-- begin Dataset excerpts --

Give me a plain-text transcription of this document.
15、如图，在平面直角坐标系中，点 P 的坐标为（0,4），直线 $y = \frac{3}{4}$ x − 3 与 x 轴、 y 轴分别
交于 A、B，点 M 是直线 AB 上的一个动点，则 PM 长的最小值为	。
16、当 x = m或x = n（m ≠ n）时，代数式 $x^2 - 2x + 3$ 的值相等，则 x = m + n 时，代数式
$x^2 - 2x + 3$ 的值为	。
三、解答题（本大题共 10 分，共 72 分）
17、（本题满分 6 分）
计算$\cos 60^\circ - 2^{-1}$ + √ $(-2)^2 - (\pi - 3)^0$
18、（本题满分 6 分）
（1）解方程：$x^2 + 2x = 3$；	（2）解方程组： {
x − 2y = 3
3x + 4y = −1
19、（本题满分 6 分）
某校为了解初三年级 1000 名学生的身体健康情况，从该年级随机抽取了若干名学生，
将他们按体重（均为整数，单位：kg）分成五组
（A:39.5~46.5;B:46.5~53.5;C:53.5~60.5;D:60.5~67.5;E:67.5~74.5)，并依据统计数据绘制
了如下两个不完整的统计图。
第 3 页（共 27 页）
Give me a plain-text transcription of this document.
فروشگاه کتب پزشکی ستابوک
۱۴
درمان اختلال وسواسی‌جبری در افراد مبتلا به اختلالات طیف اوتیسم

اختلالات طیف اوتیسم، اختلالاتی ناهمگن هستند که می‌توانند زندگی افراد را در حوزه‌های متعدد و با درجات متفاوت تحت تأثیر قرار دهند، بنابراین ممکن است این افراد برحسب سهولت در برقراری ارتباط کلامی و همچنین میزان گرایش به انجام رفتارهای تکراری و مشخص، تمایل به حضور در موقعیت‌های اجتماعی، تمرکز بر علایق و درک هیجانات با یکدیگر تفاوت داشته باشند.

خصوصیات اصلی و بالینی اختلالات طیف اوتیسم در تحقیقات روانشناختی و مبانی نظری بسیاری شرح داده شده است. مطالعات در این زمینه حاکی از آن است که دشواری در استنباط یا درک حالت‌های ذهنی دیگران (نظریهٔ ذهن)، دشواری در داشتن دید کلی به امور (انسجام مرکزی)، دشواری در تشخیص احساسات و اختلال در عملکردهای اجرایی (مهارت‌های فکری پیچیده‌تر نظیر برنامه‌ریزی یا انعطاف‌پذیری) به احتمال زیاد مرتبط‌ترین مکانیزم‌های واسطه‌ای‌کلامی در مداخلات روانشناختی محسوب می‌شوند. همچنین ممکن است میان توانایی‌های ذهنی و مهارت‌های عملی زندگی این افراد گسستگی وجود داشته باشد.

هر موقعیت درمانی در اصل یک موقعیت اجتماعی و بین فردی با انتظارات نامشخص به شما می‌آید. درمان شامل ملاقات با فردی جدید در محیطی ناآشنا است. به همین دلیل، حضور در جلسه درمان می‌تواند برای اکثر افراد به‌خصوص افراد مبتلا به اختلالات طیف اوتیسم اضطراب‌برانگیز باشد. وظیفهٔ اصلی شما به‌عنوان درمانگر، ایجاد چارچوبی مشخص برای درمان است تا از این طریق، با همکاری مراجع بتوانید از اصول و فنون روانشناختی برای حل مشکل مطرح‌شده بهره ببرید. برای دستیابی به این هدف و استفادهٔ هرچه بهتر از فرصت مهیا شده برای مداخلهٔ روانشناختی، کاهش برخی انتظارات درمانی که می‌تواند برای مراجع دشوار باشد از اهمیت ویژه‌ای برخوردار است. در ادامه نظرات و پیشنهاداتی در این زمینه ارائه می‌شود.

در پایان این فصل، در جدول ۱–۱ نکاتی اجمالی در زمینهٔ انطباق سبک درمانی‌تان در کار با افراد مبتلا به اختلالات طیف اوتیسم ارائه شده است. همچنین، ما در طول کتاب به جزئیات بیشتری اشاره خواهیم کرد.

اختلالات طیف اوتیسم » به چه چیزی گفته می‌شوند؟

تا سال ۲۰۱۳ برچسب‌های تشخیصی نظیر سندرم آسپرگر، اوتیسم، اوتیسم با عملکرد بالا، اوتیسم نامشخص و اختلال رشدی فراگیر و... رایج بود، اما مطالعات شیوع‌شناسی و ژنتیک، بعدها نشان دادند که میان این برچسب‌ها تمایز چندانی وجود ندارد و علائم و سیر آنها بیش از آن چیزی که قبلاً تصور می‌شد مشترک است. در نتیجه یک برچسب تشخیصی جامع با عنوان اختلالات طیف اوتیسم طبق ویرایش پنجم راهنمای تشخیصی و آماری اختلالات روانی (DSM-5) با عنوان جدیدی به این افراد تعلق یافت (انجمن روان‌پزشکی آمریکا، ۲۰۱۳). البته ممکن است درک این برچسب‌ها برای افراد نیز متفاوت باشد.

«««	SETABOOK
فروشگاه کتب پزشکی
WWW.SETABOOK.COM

-- end Dataset excerpts --

What is needed
Extract each entry in full and write it down exactly.

Answer to this problem
Give me a plain-text transcription of this document.
15、如图，在平面直角坐标系中，点 P 的坐标为（0,4），直线 $y = \frac{3}{4}$ x − 3 与 x 轴、 y 轴分别
交于 A、B，点 M 是直线 AB 上的一个动点，则 PM 长的最小值为	。
16、当 x = m或x = n（m ≠ n）时，代数式 $x^2 - 2x + 3$ 的值相等，则 x = m + n 时，代数式
$x^2 - 2x + 3$ 的值为	。
三、解答题（本大题共 10 分，共 72 分）
17、（本题满分 6 分）
计算$\cos 60^\circ - 2^{-1}$ + √ $(-2)^2 - (\pi - 3)^0$
18、（本题满分 6 分）
（1）解方程：$x^2 + 2x = 3$；	（2）解方程组： {
x − 2y = 3
3x + 4y = −1
19、（本题满分 6 分）
某校为了解初三年级 1000 名学生的身体健康情况，从该年级随机抽取了若干名学生，
将他们按体重（均为整数，单位：kg）分成五组
（A:39.5~46.5;B:46.5~53.5;C:53.5~60.5;D:60.5~67.5;E:67.5~74.5)，并依据统计数据绘制
了如下两个不完整的统计图。
第 3 页（共 27 页）
Give me a plain-text transcription of this document.
فروشگاه کتب پزشکی ستابوک
۱۴
درمان اختلال وسواسی‌جبری در افراد مبتلا به اختلالات طیف اوتیسم

اختلالات طیف اوتیسم، اختلالاتی ناهمگن هستند که می‌توانند زندگی افراد را در حوزه‌های متعدد و با درجات متفاوت تحت تأثیر قرار دهند، بنابراین ممکن است این افراد برحسب سهولت در برقراری ارتباط کلامی و همچنین میزان گرایش به انجام رفتارهای تکراری و مشخص، تمایل به حضور در موقعیت‌های اجتماعی، تمرکز بر علایق و درک هیجانات با یکدیگر تفاوت داشته باشند.

خصوصیات اصلی و بالینی اختلالات طیف اوتیسم در تحقیقات روانشناختی و مبانی نظری بسیاری شرح داده شده است. مطالعات در این زمینه حاکی از آن است که دشواری در استنباط یا درک حالت‌های ذهنی دیگران (نظریهٔ ذهن)، دشواری در داشتن دید کلی به امور (انسجام مرکزی)، دشواری در تشخیص احساسات و اختلال در عملکردهای اجرایی (مهارت‌های فکری پیچیده‌تر نظیر برنامه‌ریزی یا انعطاف‌پذیری) به احتمال زیاد مرتبط‌ترین مکانیزم‌های واسطه‌ای‌کلامی در مداخلات روانشناختی محسوب می‌شوند. همچنین ممکن است میان توانایی‌های ذهنی و مهارت‌های عملی زندگی این افراد گسستگی وجود داشته باشد.

هر موقعیت درمانی در اصل یک موقعیت اجتماعی و بین فردی با انتظارات نامشخص به شما می‌آید. درمان شامل ملاقات با فردی جدید در محیطی ناآشنا است. به همین دلیل، حضور در جلسه درمان می‌تواند برای اکثر افراد به‌خصوص افراد مبتلا به اختلالات طیف اوتیسم اضطراب‌برانگیز باشد. وظیفهٔ اصلی شما به‌عنوان درمانگر، ایجاد چارچوبی مشخص برای درمان است تا از این طریق، با همکاری مراجع بتوانید از اصول و فنون روانشناختی برای حل مشکل مطرح‌شده بهره ببرید. برای دستیابی به این هدف و استفادهٔ هرچه بهتر از فرصت مهیا شده برای مداخلهٔ روانشناختی، کاهش برخی انتظارات درمانی که می‌تواند برای مراجع دشوار باشد از اهمیت ویژه‌ای برخوردار است. در ادامه نظرات و پیشنهاداتی در این زمینه ارائه می‌شود.

در پایان این فصل، در جدول ۱–۱ نکاتی اجمالی در زمینهٔ انطباق سبک درمانی‌تان در کار با افراد مبتلا به اختلالات طیف اوتیسم ارائه شده است. همچنین، ما در طول کتاب به جزئیات بیشتری اشاره خواهیم کرد.

اختلالات طیف اوتیسم » به چه چیزی گفته می‌شوند؟

تا سال ۲۰۱۳ برچسب‌های تشخیصی نظیر سندرم آسپرگر، اوتیسم، اوتیسم با عملکرد بالا، اوتیسم نامشخص و اختلال رشدی فراگیر و... رایج بود، اما مطالعات شیوع‌شناسی و ژنتیک، بعدها نشان دادند که میان این برچسب‌ها تمایز چندانی وجود ندارد و علائم و سیر آنها بیش از آن چیزی که قبلاً تصور می‌شد مشترک است. در نتیجه یک برچسب تشخیصی جامع با عنوان اختلالات طیف اوتیسم طبق ویرایش پنجم راهنمای تشخیصی و آماری اختلالات روانی (DSM-5) با عنوان جدیدی به این افراد تعلق یافت (انجمن روان‌پزشکی آمریکا، ۲۰۱۳). البته ممکن است درک این برچسب‌ها برای افراد نیز متفاوت باشد.

«««	SETABOOK
فروشگاه کتب پزشکی
WWW.SETABOOK.COM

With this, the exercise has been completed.